RAW RECORDS:
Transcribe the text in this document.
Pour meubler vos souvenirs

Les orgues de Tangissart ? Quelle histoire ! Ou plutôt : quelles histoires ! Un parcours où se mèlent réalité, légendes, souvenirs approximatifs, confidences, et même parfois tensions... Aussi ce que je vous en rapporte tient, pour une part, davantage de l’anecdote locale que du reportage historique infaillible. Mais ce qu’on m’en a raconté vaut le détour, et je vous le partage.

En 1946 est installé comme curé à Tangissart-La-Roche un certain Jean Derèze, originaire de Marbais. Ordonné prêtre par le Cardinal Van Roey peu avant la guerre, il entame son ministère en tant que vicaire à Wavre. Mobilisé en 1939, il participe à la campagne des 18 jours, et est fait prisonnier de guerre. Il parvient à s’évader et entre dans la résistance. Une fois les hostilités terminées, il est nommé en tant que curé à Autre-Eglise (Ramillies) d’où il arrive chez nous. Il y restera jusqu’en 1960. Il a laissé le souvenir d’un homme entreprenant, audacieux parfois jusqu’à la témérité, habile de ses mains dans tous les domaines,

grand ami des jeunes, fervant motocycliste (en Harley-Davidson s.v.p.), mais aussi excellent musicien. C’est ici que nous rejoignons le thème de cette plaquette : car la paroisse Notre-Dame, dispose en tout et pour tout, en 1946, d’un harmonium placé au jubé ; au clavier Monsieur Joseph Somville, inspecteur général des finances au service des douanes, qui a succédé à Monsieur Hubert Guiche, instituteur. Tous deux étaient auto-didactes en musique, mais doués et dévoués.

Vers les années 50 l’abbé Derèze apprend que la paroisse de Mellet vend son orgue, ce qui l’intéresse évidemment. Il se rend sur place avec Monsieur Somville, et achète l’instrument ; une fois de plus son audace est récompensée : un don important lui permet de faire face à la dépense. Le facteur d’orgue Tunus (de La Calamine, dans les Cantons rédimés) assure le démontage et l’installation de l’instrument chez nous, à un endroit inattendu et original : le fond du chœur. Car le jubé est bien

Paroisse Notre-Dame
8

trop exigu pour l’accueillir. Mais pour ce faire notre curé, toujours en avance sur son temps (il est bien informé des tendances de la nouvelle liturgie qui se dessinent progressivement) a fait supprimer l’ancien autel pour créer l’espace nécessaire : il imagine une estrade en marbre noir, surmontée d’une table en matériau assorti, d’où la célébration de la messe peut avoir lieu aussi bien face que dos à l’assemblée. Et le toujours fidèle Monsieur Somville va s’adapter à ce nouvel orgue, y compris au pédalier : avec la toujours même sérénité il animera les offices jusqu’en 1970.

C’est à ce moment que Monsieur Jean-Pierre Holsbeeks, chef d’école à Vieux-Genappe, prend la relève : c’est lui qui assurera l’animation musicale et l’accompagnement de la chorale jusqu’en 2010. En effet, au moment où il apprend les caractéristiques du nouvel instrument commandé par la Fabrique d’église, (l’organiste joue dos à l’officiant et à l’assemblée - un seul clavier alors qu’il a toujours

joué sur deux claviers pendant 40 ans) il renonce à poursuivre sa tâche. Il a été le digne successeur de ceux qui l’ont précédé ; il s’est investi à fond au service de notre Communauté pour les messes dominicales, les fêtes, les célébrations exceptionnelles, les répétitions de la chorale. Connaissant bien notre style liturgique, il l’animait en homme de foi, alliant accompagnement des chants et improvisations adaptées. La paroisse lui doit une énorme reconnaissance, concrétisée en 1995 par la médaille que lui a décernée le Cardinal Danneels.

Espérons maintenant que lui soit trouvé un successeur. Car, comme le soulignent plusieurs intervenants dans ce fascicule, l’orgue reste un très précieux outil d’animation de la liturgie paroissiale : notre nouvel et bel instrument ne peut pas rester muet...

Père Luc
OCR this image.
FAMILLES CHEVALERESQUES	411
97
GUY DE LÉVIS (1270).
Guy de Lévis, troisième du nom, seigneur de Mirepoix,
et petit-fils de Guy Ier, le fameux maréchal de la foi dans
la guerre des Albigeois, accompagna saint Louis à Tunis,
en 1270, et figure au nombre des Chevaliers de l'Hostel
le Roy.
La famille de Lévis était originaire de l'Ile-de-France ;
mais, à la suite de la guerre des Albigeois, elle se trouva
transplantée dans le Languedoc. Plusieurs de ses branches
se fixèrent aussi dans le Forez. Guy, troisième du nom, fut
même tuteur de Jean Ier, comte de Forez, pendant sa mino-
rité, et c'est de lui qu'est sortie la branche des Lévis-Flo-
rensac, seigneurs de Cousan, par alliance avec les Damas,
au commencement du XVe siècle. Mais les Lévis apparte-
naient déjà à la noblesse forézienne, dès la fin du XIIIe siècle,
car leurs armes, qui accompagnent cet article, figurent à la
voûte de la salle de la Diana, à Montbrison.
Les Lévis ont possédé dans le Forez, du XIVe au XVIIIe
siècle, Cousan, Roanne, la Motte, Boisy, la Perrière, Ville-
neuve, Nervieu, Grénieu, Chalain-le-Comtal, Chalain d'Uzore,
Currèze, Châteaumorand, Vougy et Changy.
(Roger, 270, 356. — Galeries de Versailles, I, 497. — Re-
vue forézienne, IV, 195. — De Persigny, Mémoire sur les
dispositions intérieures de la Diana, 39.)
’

WHAT TO WORK ON: Reproduce every record, matching each line exactly.

EXPECTED OUTPUT:
Transcribe the text in this document.
Pour meubler vos souvenirs

Les orgues de Tangissart ? Quelle histoire ! Ou plutôt : quelles histoires ! Un parcours où se mèlent réalité, légendes, souvenirs approximatifs, confidences, et même parfois tensions... Aussi ce que je vous en rapporte tient, pour une part, davantage de l’anecdote locale que du reportage historique infaillible. Mais ce qu’on m’en a raconté vaut le détour, et je vous le partage.

En 1946 est installé comme curé à Tangissart-La-Roche un certain Jean Derèze, originaire de Marbais. Ordonné prêtre par le Cardinal Van Roey peu avant la guerre, il entame son ministère en tant que vicaire à Wavre. Mobilisé en 1939, il participe à la campagne des 18 jours, et est fait prisonnier de guerre. Il parvient à s’évader et entre dans la résistance. Une fois les hostilités terminées, il est nommé en tant que curé à Autre-Eglise (Ramillies) d’où il arrive chez nous. Il y restera jusqu’en 1960. Il a laissé le souvenir d’un homme entreprenant, audacieux parfois jusqu’à la témérité, habile de ses mains dans tous les domaines,

grand ami des jeunes, fervant motocycliste (en Harley-Davidson s.v.p.), mais aussi excellent musicien. C’est ici que nous rejoignons le thème de cette plaquette : car la paroisse Notre-Dame, dispose en tout et pour tout, en 1946, d’un harmonium placé au jubé ; au clavier Monsieur Joseph Somville, inspecteur général des finances au service des douanes, qui a succédé à Monsieur Hubert Guiche, instituteur. Tous deux étaient auto-didactes en musique, mais doués et dévoués.

Vers les années 50 l’abbé Derèze apprend que la paroisse de Mellet vend son orgue, ce qui l’intéresse évidemment. Il se rend sur place avec Monsieur Somville, et achète l’instrument ; une fois de plus son audace est récompensée : un don important lui permet de faire face à la dépense. Le facteur d’orgue Tunus (de La Calamine, dans les Cantons rédimés) assure le démontage et l’installation de l’instrument chez nous, à un endroit inattendu et original : le fond du chœur. Car le jubé est bien

Paroisse Notre-Dame
8

trop exigu pour l’accueillir. Mais pour ce faire notre curé, toujours en avance sur son temps (il est bien informé des tendances de la nouvelle liturgie qui se dessinent progressivement) a fait supprimer l’ancien autel pour créer l’espace nécessaire : il imagine une estrade en marbre noir, surmontée d’une table en matériau assorti, d’où la célébration de la messe peut avoir lieu aussi bien face que dos à l’assemblée. Et le toujours fidèle Monsieur Somville va s’adapter à ce nouvel orgue, y compris au pédalier : avec la toujours même sérénité il animera les offices jusqu’en 1970.

C’est à ce moment que Monsieur Jean-Pierre Holsbeeks, chef d’école à Vieux-Genappe, prend la relève : c’est lui qui assurera l’animation musicale et l’accompagnement de la chorale jusqu’en 2010. En effet, au moment où il apprend les caractéristiques du nouvel instrument commandé par la Fabrique d’église, (l’organiste joue dos à l’officiant et à l’assemblée - un seul clavier alors qu’il a toujours

joué sur deux claviers pendant 40 ans) il renonce à poursuivre sa tâche. Il a été le digne successeur de ceux qui l’ont précédé ; il s’est investi à fond au service de notre Communauté pour les messes dominicales, les fêtes, les célébrations exceptionnelles, les répétitions de la chorale. Connaissant bien notre style liturgique, il l’animait en homme de foi, alliant accompagnement des chants et improvisations adaptées. La paroisse lui doit une énorme reconnaissance, concrétisée en 1995 par la médaille que lui a décernée le Cardinal Danneels.

Espérons maintenant que lui soit trouvé un successeur. Car, comme le soulignent plusieurs intervenants dans ce fascicule, l’orgue reste un très précieux outil d’animation de la liturgie paroissiale : notre nouvel et bel instrument ne peut pas rester muet...

Père Luc
OCR this image.
FAMILLES CHEVALERESQUES	411
97
GUY DE LÉVIS (1270).
Guy de Lévis, troisième du nom, seigneur de Mirepoix,
et petit-fils de Guy Ier, le fameux maréchal de la foi dans
la guerre des Albigeois, accompagna saint Louis à Tunis,
en 1270, et figure au nombre des Chevaliers de l'Hostel
le Roy.
La famille de Lévis était originaire de l'Ile-de-France ;
mais, à la suite de la guerre des Albigeois, elle se trouva
transplantée dans le Languedoc. Plusieurs de ses branches
se fixèrent aussi dans le Forez. Guy, troisième du nom, fut
même tuteur de Jean Ier, comte de Forez, pendant sa mino-
rité, et c'est de lui qu'est sortie la branche des Lévis-Flo-
rensac, seigneurs de Cousan, par alliance avec les Damas,
au commencement du XVe siècle. Mais les Lévis apparte-
naient déjà à la noblesse forézienne, dès la fin du XIIIe siècle,
car leurs armes, qui accompagnent cet article, figurent à la
voûte de la salle de la Diana, à Montbrison.
Les Lévis ont possédé dans le Forez, du XIVe au XVIIIe
siècle, Cousan, Roanne, la Motte, Boisy, la Perrière, Ville-
neuve, Nervieu, Grénieu, Chalain-le-Comtal, Chalain d'Uzore,
Currèze, Châteaumorand, Vougy et Changy.
(Roger, 270, 356. — Galeries de Versailles, I, 497. — Re-
vue forézienne, IV, 195. — De Persigny, Mémoire sur les
dispositions intérieures de la Diana, 39.)
’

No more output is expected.